TASK DETAILS.
Transcribe each line of the records below exactly, excluding any embedded images.

DATA EXTRACT.
--- --- ---

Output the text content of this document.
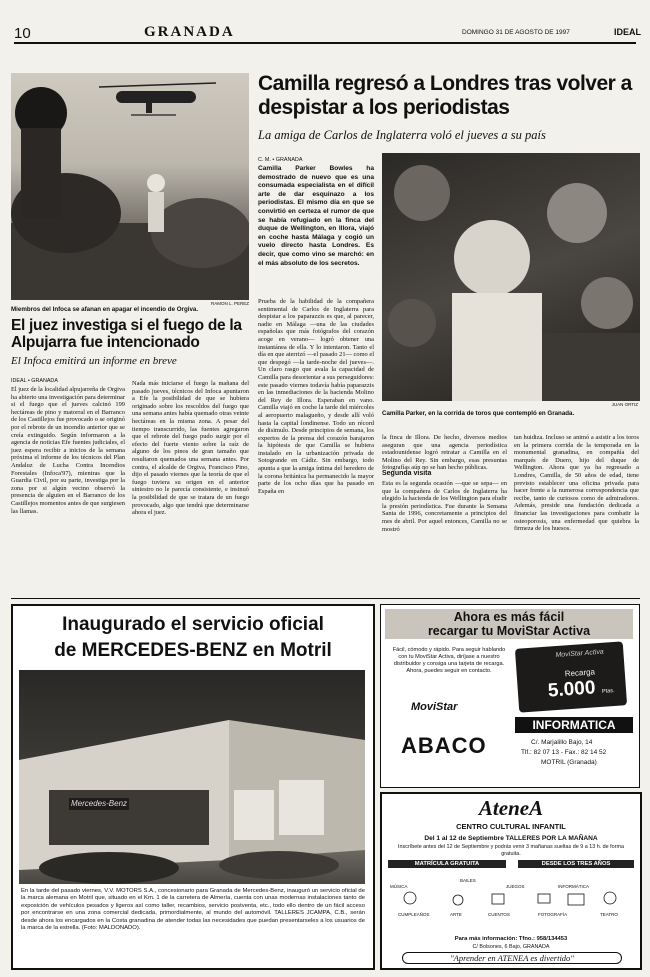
10	GRANADA	DOMINGO 31 DE AGOSTO DE 1997	IDEAL
RAMON L. PEREZ
Miembros del Infoca se afanan en apagar el incendio de Orgiva.
El juez investiga si el fuego de la Alpujarra fue intencionado
El Infoca emitirá un informe en breve
IDEAL • GRANADA
El juez de la localidad alpujarreña de Orgiva ha abierto una investigación para determinar si el fuego que el jueves calcinó 199 hectáreas de pino y matorral en el Barranco de los Castillejos fue provocado o se originó por el rebrote de un incendio anterior que se creía extinguido. Según informaron a la agencia de noticias Efe fuentes judiciales, el juez espera recibir a inicios de la semana próxima el informe de los técnicos del Plan Andaluz de Lucha Contra Incendios Forestales (Infoca'97), mientras que la Guardia Civil, por su parte, investiga por la zona por si algún vecino observó la presencia de alguien en el Barranco de los Castillejos momentos antes de que surgiesen las llamas.
Nada más iniciarse el fuego la mañana del pasado jueves, técnicos del Infoca apuntaron a Efe la posibilidad de que se hubiera originado sobre los rescoldos del fuego que una semana antes había quemado otras veinte hectáreas en la misma zona. A pesar del tiempo transcurrido, las fuentes agregaron que el rebrote del fuego pudo surgir por el efecto del fuerte viento sobre la raíz de alguno de los pinos de gran tamaño que resultaron quemados una semana antes. Por contra, el alcalde de Orgiva, Francisco Pino, dijo el pasado viernes que la teoría de que el fuego tuviera su origen en el anterior siniestro no le parecía consistente, e insinuó la posibilidad de que se tratara de un fuego provocado, algo que tendrá que determinarse ahora el juez.
Camilla regresó a Londres tras volver a despistar a los periodistas
La amiga de Carlos de Inglaterra voló el jueves a su país
C. M. • GRANADA
Camilla Parker Bowles ha demostrado de nuevo que es una consumada especialista en el difícil arte de dar esquinazo a los periodistas. El mismo día en que se convirtió en certeza el rumor de que se había refugiado en la finca del duque de Wellington, en Illora, viajó en coche hasta Málaga y cogió un vuelo directo hasta Londres. Es decir, que como vino se marchó: en el más absoluto de los secretos.
Prueba de la habilidad de la compañera sentimental de Carlos de Inglaterra para despistar a los paparazzis es que, al parecer, nadie en Málaga —una de las ciudades españolas que más fotógrafos del corazón acoge en verano— logró obtener una instantánea de ella. Y lo intentaron. Tanto el día en que aterrizó —el pasado 21— como el que despegó —la tarde-noche del jueves—. Un claro rasgo que avala la capacidad de Camilla para desorientar a sus perseguidores: este pasado viernes todavía había paparazzis en las inmediaciones de la hacienda Molino del Rey de Illora. Esperaban en vano. Camilla viajó en coche la tarde del miércoles al aeropuerto malagueño, y desde allí voló hasta la capital londinense. Todo un récord de disimulo. Desde principios de semana, los expertos de la prensa del corazón barajaron la hipótesis de que Camilla se hubiera instalado en la urbanización privada de Sotogrande en Cádiz. Sin embargo, todo apunta a que la amiga íntima del heredero de la corona británica ha permanecido la mayor parte de los ocho días que ha pasado en España en
JUAN ORTIZ
Camilla Parker, en la corrida de toros que contempló en Granada.
la finca de Illora. De hecho, diversos medios aseguran que una agencia periodística estadounidense logró retratar a Camilla en el Molino del Rey. Sin embargo, esas presuntas fotografías aún no se han hecho públicas.
Segunda visita
Esta es la segunda ocasión —que se sepa— en que la compañera de Carlos de Inglaterra ha elegido la hacienda de los Wellington para eludir la presión periodística. Fue durante la Semana Santa de 1996, concretamente a principios del mes de abril. Por aquel entonces, Camilla no se mostró
tan huidiza. Incluso se animó a asistir a los toros en la primera corrida de la temporada en la monumental granadina, en compañía del marqués de Duero, hijo del duque de Wellington. Ahora que ya ha regresado a Londres, Camilla, de 50 años de edad, tiene previsto establecer una oficina privada para hacer frente a la numerosa correspondencia que recibe, tanto de curiosos como de admiradores. Además, preside una fundación dedicada a financiar las investigaciones para combatir la osteoporosis, una enfermedad que quiebra la firmeza de los huesos.
Inaugurado el servicio oficial
de MERCEDES-BENZ en Motril
Mercedes-Benz
En la tarde del pasado viernes, V.V. MOTORS S.A., concesionario para Granada de Mercedes-Benz, inauguró un servicio oficial de la marca alemana en Motril que, situado en el Km. 1 de la carretera de Almería, cuenta con unas modernas instalaciones tanto de exposición de vehículos pesados y ligeros así como taller, recambios, servicio postventa, etc., todo ello dentro de un fácil acceso por encontrarse en una zona comercial dedicada, primordialmente, al mundo del automóvil. TALLERES JCAMPA, C.B., serán desde ahora los encargados en la Costa granadina de atender todas las necesidades que puedan presentarseles a los usuarios de la marca de la estrella. (Foto: MALDONADO).
Ahora es más fácil
recargar tu MoviStar Activa
Fácil, cómodo y rápido. Para seguir hablando con tu MoviStar Activa, diríjase a nuestro distribuidor y consiga una tarjeta de recarga. Ahora, puedes seguir en contacto.
MoviStar Activa
Recarga
5.000 Ptas.
MoviStar
INFORMATICA
ABACO	C/. Marjalillo Bajo, 14
Tlf.: 82 07 13 - Fax.: 82 14 52
MOTRIL (Granada)
AteneA
CENTRO CULTURAL INFANTIL
Del 1 al 12 de Septiembre TALLERES POR LA MAÑANA
Inscríbete antes del 12 de Septiembre y podrás venir 3 mañanas sueltas de 9 a 13 h. de forma gratuita.
MATRÍCULA GRATUITA	DESDE LOS TRES AÑOS
CUMPLEAÑOS	ARTE	CUENTOS	FOTOGRAFÍA
MÚSICA
BAILES
JUEGOS	INFORMÁTICA
TEATRO
Para más información: Tfno.: 958/134453
C/ Bolsones, 6 Bajo, GRANADA
"Aprender en ATENEA es divertido"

--- --- ---

SOLUTION TO THIS EXERCISE.
Output the text content of this document.
10	GRANADA	DOMINGO 31 DE AGOSTO DE 1997	IDEAL
RAMON L. PEREZ
Miembros del Infoca se afanan en apagar el incendio de Orgiva.
El juez investiga si el fuego de la Alpujarra fue intencionado
El Infoca emitirá un informe en breve
IDEAL • GRANADA
El juez de la localidad alpujarreña de Orgiva ha abierto una investigación para determinar si el fuego que el jueves calcinó 199 hectáreas de pino y matorral en el Barranco de los Castillejos fue provocado o se originó por el rebrote de un incendio anterior que se creía extinguido. Según informaron a la agencia de noticias Efe fuentes judiciales, el juez espera recibir a inicios de la semana próxima el informe de los técnicos del Plan Andaluz de Lucha Contra Incendios Forestales (Infoca'97), mientras que la Guardia Civil, por su parte, investiga por la zona por si algún vecino observó la presencia de alguien en el Barranco de los Castillejos momentos antes de que surgiesen las llamas.
Nada más iniciarse el fuego la mañana del pasado jueves, técnicos del Infoca apuntaron a Efe la posibilidad de que se hubiera originado sobre los rescoldos del fuego que una semana antes había quemado otras veinte hectáreas en la misma zona. A pesar del tiempo transcurrido, las fuentes agregaron que el rebrote del fuego pudo surgir por el efecto del fuerte viento sobre la raíz de alguno de los pinos de gran tamaño que resultaron quemados una semana antes. Por contra, el alcalde de Orgiva, Francisco Pino, dijo el pasado viernes que la teoría de que el fuego tuviera su origen en el anterior siniestro no le parecía consistente, e insinuó la posibilidad de que se tratara de un fuego provocado, algo que tendrá que determinarse ahora el juez.
Camilla regresó a Londres tras volver a despistar a los periodistas
La amiga de Carlos de Inglaterra voló el jueves a su país
C. M. • GRANADA
Camilla Parker Bowles ha demostrado de nuevo que es una consumada especialista en el difícil arte de dar esquinazo a los periodistas. El mismo día en que se convirtió en certeza el rumor de que se había refugiado en la finca del duque de Wellington, en Illora, viajó en coche hasta Málaga y cogió un vuelo directo hasta Londres. Es decir, que como vino se marchó: en el más absoluto de los secretos.
Prueba de la habilidad de la compañera sentimental de Carlos de Inglaterra para despistar a los paparazzis es que, al parecer, nadie en Málaga —una de las ciudades españolas que más fotógrafos del corazón acoge en verano— logró obtener una instantánea de ella. Y lo intentaron. Tanto el día en que aterrizó —el pasado 21— como el que despegó —la tarde-noche del jueves—. Un claro rasgo que avala la capacidad de Camilla para desorientar a sus perseguidores: este pasado viernes todavía había paparazzis en las inmediaciones de la hacienda Molino del Rey de Illora. Esperaban en vano. Camilla viajó en coche la tarde del miércoles al aeropuerto malagueño, y desde allí voló hasta la capital londinense. Todo un récord de disimulo. Desde principios de semana, los expertos de la prensa del corazón barajaron la hipótesis de que Camilla se hubiera instalado en la urbanización privada de Sotogrande en Cádiz. Sin embargo, todo apunta a que la amiga íntima del heredero de la corona británica ha permanecido la mayor parte de los ocho días que ha pasado en España en
JUAN ORTIZ
Camilla Parker, en la corrida de toros que contempló en Granada.
la finca de Illora. De hecho, diversos medios aseguran que una agencia periodística estadounidense logró retratar a Camilla en el Molino del Rey. Sin embargo, esas presuntas fotografías aún no se han hecho públicas.
Segunda visita
Esta es la segunda ocasión —que se sepa— en que la compañera de Carlos de Inglaterra ha elegido la hacienda de los Wellington para eludir la presión periodística. Fue durante la Semana Santa de 1996, concretamente a principios del mes de abril. Por aquel entonces, Camilla no se mostró
tan huidiza. Incluso se animó a asistir a los toros en la primera corrida de la temporada en la monumental granadina, en compañía del marqués de Duero, hijo del duque de Wellington. Ahora que ya ha regresado a Londres, Camilla, de 50 años de edad, tiene previsto establecer una oficina privada para hacer frente a la numerosa correspondencia que recibe, tanto de curiosos como de admiradores. Además, preside una fundación dedicada a financiar las investigaciones para combatir la osteoporosis, una enfermedad que quiebra la firmeza de los huesos.
Inaugurado el servicio oficial
de MERCEDES-BENZ en Motril
Mercedes-Benz
En la tarde del pasado viernes, V.V. MOTORS S.A., concesionario para Granada de Mercedes-Benz, inauguró un servicio oficial de la marca alemana en Motril que, situado en el Km. 1 de la carretera de Almería, cuenta con unas modernas instalaciones tanto de exposición de vehículos pesados y ligeros así como taller, recambios, servicio postventa, etc., todo ello dentro de un fácil acceso por encontrarse en una zona comercial dedicada, primordialmente, al mundo del automóvil. TALLERES JCAMPA, C.B., serán desde ahora los encargados en la Costa granadina de atender todas las necesidades que puedan presentarseles a los usuarios de la marca de la estrella. (Foto: MALDONADO).
Ahora es más fácil
recargar tu MoviStar Activa
Fácil, cómodo y rápido. Para seguir hablando con tu MoviStar Activa, diríjase a nuestro distribuidor y consiga una tarjeta de recarga. Ahora, puedes seguir en contacto.
MoviStar Activa
Recarga
5.000 Ptas.
MoviStar
INFORMATICA
ABACO	C/. Marjalillo Bajo, 14
Tlf.: 82 07 13 - Fax.: 82 14 52
MOTRIL (Granada)
AteneA
CENTRO CULTURAL INFANTIL
Del 1 al 12 de Septiembre TALLERES POR LA MAÑANA
Inscríbete antes del 12 de Septiembre y podrás venir 3 mañanas sueltas de 9 a 13 h. de forma gratuita.
MATRÍCULA GRATUITA	DESDE LOS TRES AÑOS
CUMPLEAÑOS	ARTE	CUENTOS	FOTOGRAFÍA
MÚSICA
BAILES
JUEGOS	INFORMÁTICA
TEATRO
Para más información: Tfno.: 958/134453
C/ Bolsones, 6 Bajo, GRANADA
"Aprender en ATENEA es divertido"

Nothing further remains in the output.